• Given instruction: Transcribe each line exactly.

• Provided material:
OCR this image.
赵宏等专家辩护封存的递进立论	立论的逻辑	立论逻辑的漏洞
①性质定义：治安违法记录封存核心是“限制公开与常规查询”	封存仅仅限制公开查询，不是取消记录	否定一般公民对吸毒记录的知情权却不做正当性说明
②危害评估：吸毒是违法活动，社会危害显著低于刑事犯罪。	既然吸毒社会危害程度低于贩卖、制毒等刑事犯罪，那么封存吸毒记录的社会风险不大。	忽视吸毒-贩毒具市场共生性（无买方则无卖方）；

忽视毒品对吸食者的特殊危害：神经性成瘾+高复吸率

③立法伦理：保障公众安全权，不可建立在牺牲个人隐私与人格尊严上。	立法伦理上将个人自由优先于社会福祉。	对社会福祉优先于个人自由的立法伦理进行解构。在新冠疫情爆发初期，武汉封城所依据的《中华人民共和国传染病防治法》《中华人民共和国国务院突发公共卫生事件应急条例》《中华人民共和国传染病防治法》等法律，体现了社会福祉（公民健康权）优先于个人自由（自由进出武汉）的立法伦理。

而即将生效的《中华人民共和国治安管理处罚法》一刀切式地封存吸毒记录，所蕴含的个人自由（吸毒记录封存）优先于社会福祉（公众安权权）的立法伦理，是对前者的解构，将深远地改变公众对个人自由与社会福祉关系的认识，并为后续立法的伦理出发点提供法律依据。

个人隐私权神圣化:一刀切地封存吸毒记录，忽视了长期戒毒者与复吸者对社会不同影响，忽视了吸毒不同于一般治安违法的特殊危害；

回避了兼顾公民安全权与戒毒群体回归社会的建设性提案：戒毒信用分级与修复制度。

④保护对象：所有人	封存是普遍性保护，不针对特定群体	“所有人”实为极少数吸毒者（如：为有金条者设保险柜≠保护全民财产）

• Correct answer:
OCR this image.
赵宏等专家辩护封存的递进立论	立论的逻辑	立论逻辑的漏洞
①性质定义：治安违法记录封存核心是“限制公开与常规查询”	封存仅仅限制公开查询，不是取消记录	否定一般公民对吸毒记录的知情权却不做正当性说明
②危害评估：吸毒是违法活动，社会危害显著低于刑事犯罪。	既然吸毒社会危害程度低于贩卖、制毒等刑事犯罪，那么封存吸毒记录的社会风险不大。	忽视吸毒-贩毒具市场共生性（无买方则无卖方）；

忽视毒品对吸食者的特殊危害：神经性成瘾+高复吸率

③立法伦理：保障公众安全权，不可建立在牺牲个人隐私与人格尊严上。	立法伦理上将个人自由优先于社会福祉。	对社会福祉优先于个人自由的立法伦理进行解构。在新冠疫情爆发初期，武汉封城所依据的《中华人民共和国传染病防治法》《中华人民共和国国务院突发公共卫生事件应急条例》《中华人民共和国传染病防治法》等法律，体现了社会福祉（公民健康权）优先于个人自由（自由进出武汉）的立法伦理。

而即将生效的《中华人民共和国治安管理处罚法》一刀切式地封存吸毒记录，所蕴含的个人自由（吸毒记录封存）优先于社会福祉（公众安权权）的立法伦理，是对前者的解构，将深远地改变公众对个人自由与社会福祉关系的认识，并为后续立法的伦理出发点提供法律依据。

个人隐私权神圣化:一刀切地封存吸毒记录，忽视了长期戒毒者与复吸者对社会不同影响，忽视了吸毒不同于一般治安违法的特殊危害；

回避了兼顾公民安全权与戒毒群体回归社会的建设性提案：戒毒信用分级与修复制度。

④保护对象：所有人	封存是普遍性保护，不针对特定群体	“所有人”实为极少数吸毒者（如：为有金条者设保险柜≠保护全民财产）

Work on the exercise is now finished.